Source data:
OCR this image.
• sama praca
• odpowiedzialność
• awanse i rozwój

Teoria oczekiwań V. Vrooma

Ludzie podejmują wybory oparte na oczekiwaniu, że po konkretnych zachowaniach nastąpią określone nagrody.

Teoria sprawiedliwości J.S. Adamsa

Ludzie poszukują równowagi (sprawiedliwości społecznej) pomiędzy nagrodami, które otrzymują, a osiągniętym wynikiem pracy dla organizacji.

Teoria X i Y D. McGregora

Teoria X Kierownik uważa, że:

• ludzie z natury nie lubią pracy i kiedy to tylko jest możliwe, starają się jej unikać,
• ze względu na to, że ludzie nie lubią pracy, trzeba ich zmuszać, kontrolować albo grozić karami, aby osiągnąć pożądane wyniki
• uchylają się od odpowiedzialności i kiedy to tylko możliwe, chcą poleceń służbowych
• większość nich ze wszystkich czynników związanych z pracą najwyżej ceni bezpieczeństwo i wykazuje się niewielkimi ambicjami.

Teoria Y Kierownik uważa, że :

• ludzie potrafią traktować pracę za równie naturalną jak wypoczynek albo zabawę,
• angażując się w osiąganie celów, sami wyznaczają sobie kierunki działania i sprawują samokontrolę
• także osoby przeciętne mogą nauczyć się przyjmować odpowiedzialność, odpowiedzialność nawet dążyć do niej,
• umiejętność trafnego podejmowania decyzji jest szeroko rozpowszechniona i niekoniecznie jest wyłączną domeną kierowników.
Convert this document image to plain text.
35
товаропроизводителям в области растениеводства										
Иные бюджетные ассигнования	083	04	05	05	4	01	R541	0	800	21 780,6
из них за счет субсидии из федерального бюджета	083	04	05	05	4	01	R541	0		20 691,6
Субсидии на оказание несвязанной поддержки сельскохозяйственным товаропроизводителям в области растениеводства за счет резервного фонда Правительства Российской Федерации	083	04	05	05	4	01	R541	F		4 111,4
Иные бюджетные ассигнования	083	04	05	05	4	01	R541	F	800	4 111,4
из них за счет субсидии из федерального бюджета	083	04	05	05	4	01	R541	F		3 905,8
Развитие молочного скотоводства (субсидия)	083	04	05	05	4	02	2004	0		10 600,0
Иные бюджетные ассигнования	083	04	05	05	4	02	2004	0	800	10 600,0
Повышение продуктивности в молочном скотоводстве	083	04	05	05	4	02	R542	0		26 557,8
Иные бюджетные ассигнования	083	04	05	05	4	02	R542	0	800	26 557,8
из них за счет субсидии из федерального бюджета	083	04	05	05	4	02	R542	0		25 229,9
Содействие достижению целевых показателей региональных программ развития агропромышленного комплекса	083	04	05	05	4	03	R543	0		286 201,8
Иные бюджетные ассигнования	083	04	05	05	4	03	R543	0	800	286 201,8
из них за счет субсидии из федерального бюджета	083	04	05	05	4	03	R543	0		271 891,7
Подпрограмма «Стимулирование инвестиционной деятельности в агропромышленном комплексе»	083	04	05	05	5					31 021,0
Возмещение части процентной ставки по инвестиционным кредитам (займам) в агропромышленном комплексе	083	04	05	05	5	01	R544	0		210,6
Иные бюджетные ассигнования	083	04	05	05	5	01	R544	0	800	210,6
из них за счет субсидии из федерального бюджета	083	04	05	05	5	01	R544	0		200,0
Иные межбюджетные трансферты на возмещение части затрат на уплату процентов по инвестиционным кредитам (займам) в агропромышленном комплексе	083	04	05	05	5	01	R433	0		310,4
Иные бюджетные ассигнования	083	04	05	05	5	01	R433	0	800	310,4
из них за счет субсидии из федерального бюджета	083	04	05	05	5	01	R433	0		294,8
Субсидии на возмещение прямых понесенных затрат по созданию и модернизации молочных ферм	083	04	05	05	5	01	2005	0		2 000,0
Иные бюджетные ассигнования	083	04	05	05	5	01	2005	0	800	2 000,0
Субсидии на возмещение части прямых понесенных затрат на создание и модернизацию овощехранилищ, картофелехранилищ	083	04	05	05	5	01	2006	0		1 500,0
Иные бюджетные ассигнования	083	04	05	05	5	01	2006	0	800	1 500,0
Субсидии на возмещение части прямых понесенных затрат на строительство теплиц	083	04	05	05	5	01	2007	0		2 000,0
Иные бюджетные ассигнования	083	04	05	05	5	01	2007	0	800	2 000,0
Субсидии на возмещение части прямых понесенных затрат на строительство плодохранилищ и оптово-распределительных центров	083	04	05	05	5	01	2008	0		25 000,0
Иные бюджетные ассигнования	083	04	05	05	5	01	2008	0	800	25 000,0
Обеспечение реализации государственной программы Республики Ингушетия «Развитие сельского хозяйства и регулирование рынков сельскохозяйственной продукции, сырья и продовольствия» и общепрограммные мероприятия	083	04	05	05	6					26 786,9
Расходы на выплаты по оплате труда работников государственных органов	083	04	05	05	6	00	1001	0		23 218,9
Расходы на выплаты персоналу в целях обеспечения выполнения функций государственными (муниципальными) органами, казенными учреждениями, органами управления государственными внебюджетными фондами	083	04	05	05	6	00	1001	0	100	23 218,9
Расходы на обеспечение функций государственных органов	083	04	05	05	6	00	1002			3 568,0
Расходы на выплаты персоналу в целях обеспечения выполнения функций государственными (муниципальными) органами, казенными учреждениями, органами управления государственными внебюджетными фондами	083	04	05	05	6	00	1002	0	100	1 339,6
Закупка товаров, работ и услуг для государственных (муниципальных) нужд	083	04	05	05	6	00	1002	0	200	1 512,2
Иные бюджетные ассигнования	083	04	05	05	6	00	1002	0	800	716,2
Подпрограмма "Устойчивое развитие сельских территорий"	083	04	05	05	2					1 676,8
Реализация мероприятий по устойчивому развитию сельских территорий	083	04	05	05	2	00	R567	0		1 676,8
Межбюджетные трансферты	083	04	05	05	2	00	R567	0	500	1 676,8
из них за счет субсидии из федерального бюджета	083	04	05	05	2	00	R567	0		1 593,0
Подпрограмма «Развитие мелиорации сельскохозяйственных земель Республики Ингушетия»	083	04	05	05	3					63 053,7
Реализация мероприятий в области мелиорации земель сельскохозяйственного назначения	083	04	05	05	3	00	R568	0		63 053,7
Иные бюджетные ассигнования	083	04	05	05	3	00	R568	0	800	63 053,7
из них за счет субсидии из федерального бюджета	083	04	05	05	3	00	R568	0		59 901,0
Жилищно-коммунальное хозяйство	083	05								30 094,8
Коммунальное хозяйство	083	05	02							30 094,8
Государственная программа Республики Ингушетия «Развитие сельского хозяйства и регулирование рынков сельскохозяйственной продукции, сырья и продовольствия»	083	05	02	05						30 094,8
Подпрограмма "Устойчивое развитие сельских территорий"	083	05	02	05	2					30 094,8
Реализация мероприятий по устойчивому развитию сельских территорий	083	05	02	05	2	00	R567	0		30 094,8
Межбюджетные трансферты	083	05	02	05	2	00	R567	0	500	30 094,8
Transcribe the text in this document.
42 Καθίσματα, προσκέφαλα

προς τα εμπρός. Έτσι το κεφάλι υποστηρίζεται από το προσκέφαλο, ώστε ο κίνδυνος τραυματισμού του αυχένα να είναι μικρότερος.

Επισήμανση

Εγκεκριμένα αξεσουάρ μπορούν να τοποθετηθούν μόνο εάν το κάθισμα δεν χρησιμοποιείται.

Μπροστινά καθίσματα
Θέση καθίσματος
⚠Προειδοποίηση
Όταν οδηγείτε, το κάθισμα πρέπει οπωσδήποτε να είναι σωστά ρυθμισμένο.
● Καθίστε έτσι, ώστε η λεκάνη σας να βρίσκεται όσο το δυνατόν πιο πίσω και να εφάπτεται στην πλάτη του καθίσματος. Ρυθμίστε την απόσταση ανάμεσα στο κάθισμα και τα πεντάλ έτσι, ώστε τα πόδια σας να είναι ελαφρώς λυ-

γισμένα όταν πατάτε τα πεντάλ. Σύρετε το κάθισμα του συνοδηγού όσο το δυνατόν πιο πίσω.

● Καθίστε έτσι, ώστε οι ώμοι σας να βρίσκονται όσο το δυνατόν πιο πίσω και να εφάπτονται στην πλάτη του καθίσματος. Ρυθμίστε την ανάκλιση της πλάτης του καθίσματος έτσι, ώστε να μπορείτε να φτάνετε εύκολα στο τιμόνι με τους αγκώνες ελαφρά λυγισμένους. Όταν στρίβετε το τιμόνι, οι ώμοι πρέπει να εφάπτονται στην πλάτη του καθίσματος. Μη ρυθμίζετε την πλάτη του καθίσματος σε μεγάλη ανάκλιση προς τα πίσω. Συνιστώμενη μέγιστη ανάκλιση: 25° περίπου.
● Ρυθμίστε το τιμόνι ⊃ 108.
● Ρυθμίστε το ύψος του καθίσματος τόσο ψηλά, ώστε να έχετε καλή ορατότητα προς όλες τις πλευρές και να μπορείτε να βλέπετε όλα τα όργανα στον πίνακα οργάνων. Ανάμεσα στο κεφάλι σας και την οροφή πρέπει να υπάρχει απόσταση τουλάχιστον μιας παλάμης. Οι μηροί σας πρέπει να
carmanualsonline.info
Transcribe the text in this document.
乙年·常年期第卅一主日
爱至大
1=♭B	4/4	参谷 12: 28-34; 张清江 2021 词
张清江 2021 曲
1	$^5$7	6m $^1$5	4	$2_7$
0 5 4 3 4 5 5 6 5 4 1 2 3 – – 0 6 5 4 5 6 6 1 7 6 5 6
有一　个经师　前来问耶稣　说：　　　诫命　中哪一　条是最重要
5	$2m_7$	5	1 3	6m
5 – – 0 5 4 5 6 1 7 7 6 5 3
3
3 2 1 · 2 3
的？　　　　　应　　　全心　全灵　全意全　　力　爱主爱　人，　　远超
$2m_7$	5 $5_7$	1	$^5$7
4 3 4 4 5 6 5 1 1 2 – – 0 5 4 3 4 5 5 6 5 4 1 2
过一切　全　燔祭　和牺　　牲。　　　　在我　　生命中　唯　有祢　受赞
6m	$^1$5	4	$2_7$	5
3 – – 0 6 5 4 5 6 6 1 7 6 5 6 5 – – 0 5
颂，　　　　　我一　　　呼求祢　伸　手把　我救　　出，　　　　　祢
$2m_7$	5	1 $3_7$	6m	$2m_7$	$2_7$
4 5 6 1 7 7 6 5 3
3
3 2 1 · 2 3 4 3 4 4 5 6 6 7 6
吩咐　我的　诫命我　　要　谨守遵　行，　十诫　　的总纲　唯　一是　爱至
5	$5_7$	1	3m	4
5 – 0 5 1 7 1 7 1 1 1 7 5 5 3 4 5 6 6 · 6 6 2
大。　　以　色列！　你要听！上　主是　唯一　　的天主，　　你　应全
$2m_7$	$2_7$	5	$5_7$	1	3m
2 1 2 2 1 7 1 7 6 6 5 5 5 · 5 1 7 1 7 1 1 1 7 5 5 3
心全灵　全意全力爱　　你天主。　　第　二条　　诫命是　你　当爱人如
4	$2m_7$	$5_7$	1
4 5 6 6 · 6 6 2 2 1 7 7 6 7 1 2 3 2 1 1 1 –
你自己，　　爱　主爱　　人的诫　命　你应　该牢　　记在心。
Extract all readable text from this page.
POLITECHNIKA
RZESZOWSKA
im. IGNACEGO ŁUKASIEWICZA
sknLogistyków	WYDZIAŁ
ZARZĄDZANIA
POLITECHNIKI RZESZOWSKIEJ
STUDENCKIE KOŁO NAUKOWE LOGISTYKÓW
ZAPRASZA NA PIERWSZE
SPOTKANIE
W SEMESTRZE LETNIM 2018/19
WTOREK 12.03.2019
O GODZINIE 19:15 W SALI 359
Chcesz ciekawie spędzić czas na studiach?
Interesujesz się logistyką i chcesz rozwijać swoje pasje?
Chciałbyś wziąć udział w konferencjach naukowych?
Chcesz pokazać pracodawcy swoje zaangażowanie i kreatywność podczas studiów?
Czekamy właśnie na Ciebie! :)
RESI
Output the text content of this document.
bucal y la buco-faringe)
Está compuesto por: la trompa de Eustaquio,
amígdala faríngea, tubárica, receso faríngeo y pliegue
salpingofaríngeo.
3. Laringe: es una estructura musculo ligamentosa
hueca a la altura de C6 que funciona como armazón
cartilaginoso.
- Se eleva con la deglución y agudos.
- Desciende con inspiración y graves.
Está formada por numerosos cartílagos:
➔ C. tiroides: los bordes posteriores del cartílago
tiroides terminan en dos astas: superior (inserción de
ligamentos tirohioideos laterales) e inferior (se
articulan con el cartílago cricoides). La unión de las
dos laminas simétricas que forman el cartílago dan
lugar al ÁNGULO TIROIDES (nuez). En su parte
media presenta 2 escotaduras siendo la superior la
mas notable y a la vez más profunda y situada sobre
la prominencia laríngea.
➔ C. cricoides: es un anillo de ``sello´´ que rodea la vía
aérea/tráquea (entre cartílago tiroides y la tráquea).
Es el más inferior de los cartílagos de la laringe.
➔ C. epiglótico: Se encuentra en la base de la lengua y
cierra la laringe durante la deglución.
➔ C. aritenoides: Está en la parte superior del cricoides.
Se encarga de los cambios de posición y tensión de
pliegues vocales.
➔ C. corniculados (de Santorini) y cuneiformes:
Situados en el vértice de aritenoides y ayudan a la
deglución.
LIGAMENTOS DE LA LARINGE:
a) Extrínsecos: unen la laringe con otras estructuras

What is needed: Search the lines above for the string "Реализация" and copy each line that has it.

Result of this task:
Реализация мероприятий по устойчивому развитию сельских территорий	083	04	05	05	2	00	R567	0		1 676,8
Реализация мероприятий в области мелиорации земель сельскохозяйственного назначения	083	04	05	05	3	00	R568	0		63 053,7
Реализация мероприятий по устойчивому развитию сельских территорий	083	05	02	05	2	00	R567	0		30 094,8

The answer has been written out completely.